* _Directions for this task_
The entries below are to be written out again without alteration.

((

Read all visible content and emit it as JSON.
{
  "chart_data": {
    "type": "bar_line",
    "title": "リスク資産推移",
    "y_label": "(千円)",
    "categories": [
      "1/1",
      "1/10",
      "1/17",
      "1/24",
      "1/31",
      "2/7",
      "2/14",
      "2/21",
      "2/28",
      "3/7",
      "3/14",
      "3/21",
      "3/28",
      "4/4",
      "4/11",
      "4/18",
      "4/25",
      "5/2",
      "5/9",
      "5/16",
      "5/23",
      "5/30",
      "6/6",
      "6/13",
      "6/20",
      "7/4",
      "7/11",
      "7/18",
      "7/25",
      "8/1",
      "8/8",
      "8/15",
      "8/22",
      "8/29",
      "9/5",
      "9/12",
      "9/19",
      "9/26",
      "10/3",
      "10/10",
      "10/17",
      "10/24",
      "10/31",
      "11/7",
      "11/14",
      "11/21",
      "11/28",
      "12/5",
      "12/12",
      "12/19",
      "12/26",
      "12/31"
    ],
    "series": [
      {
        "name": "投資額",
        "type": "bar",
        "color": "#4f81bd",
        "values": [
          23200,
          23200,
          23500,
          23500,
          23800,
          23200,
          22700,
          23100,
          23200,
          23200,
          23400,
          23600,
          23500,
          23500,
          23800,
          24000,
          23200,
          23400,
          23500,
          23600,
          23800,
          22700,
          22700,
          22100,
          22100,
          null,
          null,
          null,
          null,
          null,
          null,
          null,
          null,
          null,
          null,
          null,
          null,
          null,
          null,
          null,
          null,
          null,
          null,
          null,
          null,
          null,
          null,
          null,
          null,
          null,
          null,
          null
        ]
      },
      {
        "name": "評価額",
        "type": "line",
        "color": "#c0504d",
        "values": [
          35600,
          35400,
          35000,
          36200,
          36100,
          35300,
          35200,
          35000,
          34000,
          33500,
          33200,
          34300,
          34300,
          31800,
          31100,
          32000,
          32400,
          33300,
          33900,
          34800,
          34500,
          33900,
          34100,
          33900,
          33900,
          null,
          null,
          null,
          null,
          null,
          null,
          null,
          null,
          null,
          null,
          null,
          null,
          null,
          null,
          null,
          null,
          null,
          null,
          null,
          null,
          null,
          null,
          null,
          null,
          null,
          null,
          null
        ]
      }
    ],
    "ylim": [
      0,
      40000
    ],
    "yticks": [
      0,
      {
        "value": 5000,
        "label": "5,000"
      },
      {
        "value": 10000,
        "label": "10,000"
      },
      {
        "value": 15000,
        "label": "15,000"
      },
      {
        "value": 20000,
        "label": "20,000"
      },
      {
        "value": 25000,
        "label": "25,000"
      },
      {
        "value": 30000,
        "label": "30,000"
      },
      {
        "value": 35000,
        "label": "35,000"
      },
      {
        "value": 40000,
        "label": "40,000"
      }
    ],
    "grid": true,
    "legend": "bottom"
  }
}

))

* _Solved exercise_
Read all visible content and emit it as JSON.
{
  "chart_data": {
    "type": "bar_line",
    "title": "リスク資産推移",
    "y_label": "(千円)",
    "categories": [
      "1/1",
      "1/10",
      "1/17",
      "1/24",
      "1/31",
      "2/7",
      "2/14",
      "2/21",
      "2/28",
      "3/7",
      "3/14",
      "3/21",
      "3/28",
      "4/4",
      "4/11",
      "4/18",
      "4/25",
      "5/2",
      "5/9",
      "5/16",
      "5/23",
      "5/30",
      "6/6",
      "6/13",
      "6/20",
      "7/4",
      "7/11",
      "7/18",
      "7/25",
      "8/1",
      "8/8",
      "8/15",
      "8/22",
      "8/29",
      "9/5",
      "9/12",
      "9/19",
      "9/26",
      "10/3",
      "10/10",
      "10/17",
      "10/24",
      "10/31",
      "11/7",
      "11/14",
      "11/21",
      "11/28",
      "12/5",
      "12/12",
      "12/19",
      "12/26",
      "12/31"
    ],
    "series": [
      {
        "name": "投資額",
        "type": "bar",
        "color": "#4f81bd",
        "values": [
          23200,
          23200,
          23500,
          23500,
          23800,
          23200,
          22700,
          23100,
          23200,
          23200,
          23400,
          23600,
          23500,
          23500,
          23800,
          24000,
          23200,
          23400,
          23500,
          23600,
          23800,
          22700,
          22700,
          22100,
          22100,
          null,
          null,
          null,
          null,
          null,
          null,
          null,
          null,
          null,
          null,
          null,
          null,
          null,
          null,
          null,
          null,
          null,
          null,
          null,
          null,
          null,
          null,
          null,
          null,
          null,
          null,
          null
        ]
      },
      {
        "name": "評価額",
        "type": "line",
        "color": "#c0504d",
        "values": [
          35600,
          35400,
          35000,
          36200,
          36100,
          35300,
          35200,
          35000,
          34000,
          33500,
          33200,
          34300,
          34300,
          31800,
          31100,
          32000,
          32400,
          33300,
          33900,
          34800,
          34500,
          33900,
          34100,
          33900,
          33900,
          null,
          null,
          null,
          null,
          null,
          null,
          null,
          null,
          null,
          null,
          null,
          null,
          null,
          null,
          null,
          null,
          null,
          null,
          null,
          null,
          null,
          null,
          null,
          null,
          null,
          null,
          null
        ]
      }
    ],
    "ylim": [
      0,
      40000
    ],
    "yticks": [
      0,
      {
        "value": 5000,
        "label": "5,000"
      },
      {
        "value": 10000,
        "label": "10,000"
      },
      {
        "value": 15000,
        "label": "15,000"
      },
      {
        "value": 20000,
        "label": "20,000"
      },
      {
        "value": 25000,
        "label": "25,000"
      },
      {
        "value": 30000,
        "label": "30,000"
      },
      {
        "value": 35000,
        "label": "35,000"
      },
      {
        "value": 40000,
        "label": "40,000"
      }
    ],
    "grid": true,
    "legend": "bottom"
  }
}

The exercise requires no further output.